**SET PROBLEM:** Leave out the pictures and return every entry exactly as it appears.
--- Begin DATA SUPPLIED ---
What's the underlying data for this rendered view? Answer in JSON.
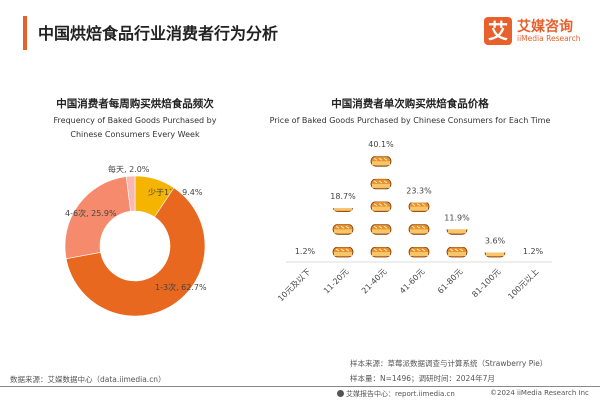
{
  "header": {
    "title": "中国烘焙食品行业消费者行为分析",
    "logo_mark": "艾",
    "logo_cn": "艾媒咨询",
    "logo_en": "iiMedia Research",
    "accent": "#e8602c"
  },
  "chart_data": [
    {
      "type": "pie",
      "donut": true,
      "title": "中国消费者每周购买烘焙食品频次",
      "subtitle": "Frequency of Baked Goods Purchased by Chinese Consumers Every Week",
      "slices": [
        {
          "label": "少于1次",
          "value": 9.4,
          "display": "少于1次, 9.4%",
          "color": "#f5b400"
        },
        {
          "label": "1-3次",
          "value": 62.7,
          "display": "1-3次, 62.7%",
          "color": "#e8681f"
        },
        {
          "label": "4-6次",
          "value": 25.9,
          "display": "4-6次, 25.9%",
          "color": "#f58b6c"
        },
        {
          "label": "每天",
          "value": 2.0,
          "display": "每天, 2.0%",
          "color": "#f8b8b0"
        }
      ]
    },
    {
      "type": "bar",
      "style": "pictograph",
      "icon": "bread-icon",
      "title": "中国消费者单次购买烘焙食品价格",
      "subtitle": "Price of Baked Goods Purchased by Chinese Consumers for Each Time",
      "categories": [
        "10元及以下",
        "11-20元",
        "21-40元",
        "41-60元",
        "61-80元",
        "81-100元",
        "100元以上"
      ],
      "values": [
        1.2,
        18.7,
        40.1,
        23.3,
        11.9,
        3.6,
        1.2
      ],
      "labels": [
        "1.2%",
        "18.7%",
        "40.1%",
        "23.3%",
        "11.9%",
        "3.6%",
        "1.2%"
      ]
    }
  ],
  "footer": {
    "source": "数据来源：艾媒数据中心（data.iimedia.cn）",
    "sample_source": "样本来源：草莓派数据调查与计算系统（Strawberry Pie）",
    "sample_size": "样本量：N=1496；调研时间：2024年7月",
    "report_center": "艾媒报告中心：report.iimedia.cn",
    "copyright": "©2024 iiMedia Research Inc"
  }
}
--- End DATA SUPPLIED ---
**SOLUTION:**
What's the underlying data for this rendered view? Answer in JSON.
{
  "header": {
    "title": "中国烘焙食品行业消费者行为分析",
    "logo_mark": "艾",
    "logo_cn": "艾媒咨询",
    "logo_en": "iiMedia Research",
    "accent": "#e8602c"
  },
  "chart_data": [
    {
      "type": "pie",
      "donut": true,
      "title": "中国消费者每周购买烘焙食品频次",
      "subtitle": "Frequency of Baked Goods Purchased by Chinese Consumers Every Week",
      "slices": [
        {
          "label": "少于1次",
          "value": 9.4,
          "display": "少于1次, 9.4%",
          "color": "#f5b400"
        },
        {
          "label": "1-3次",
          "value": 62.7,
          "display": "1-3次, 62.7%",
          "color": "#e8681f"
        },
        {
          "label": "4-6次",
          "value": 25.9,
          "display": "4-6次, 25.9%",
          "color": "#f58b6c"
        },
        {
          "label": "每天",
          "value": 2.0,
          "display": "每天, 2.0%",
          "color": "#f8b8b0"
        }
      ]
    },
    {
      "type": "bar",
      "style": "pictograph",
      "icon": "bread-icon",
      "title": "中国消费者单次购买烘焙食品价格",
      "subtitle": "Price of Baked Goods Purchased by Chinese Consumers for Each Time",
      "categories": [
        "10元及以下",
        "11-20元",
        "21-40元",
        "41-60元",
        "61-80元",
        "81-100元",
        "100元以上"
      ],
      "values": [
        1.2,
        18.7,
        40.1,
        23.3,
        11.9,
        3.6,
        1.2
      ],
      "labels": [
        "1.2%",
        "18.7%",
        "40.1%",
        "23.3%",
        "11.9%",
        "3.6%",
        "1.2%"
      ]
    }
  ],
  "footer": {
    "source": "数据来源：艾媒数据中心（data.iimedia.cn）",
    "sample_source": "样本来源：草莓派数据调查与计算系统（Strawberry Pie）",
    "sample_size": "样本量：N=1496；调研时间：2024年7月",
    "report_center": "艾媒报告中心：report.iimedia.cn",
    "copyright": "©2024 iiMedia Research Inc"
  }
}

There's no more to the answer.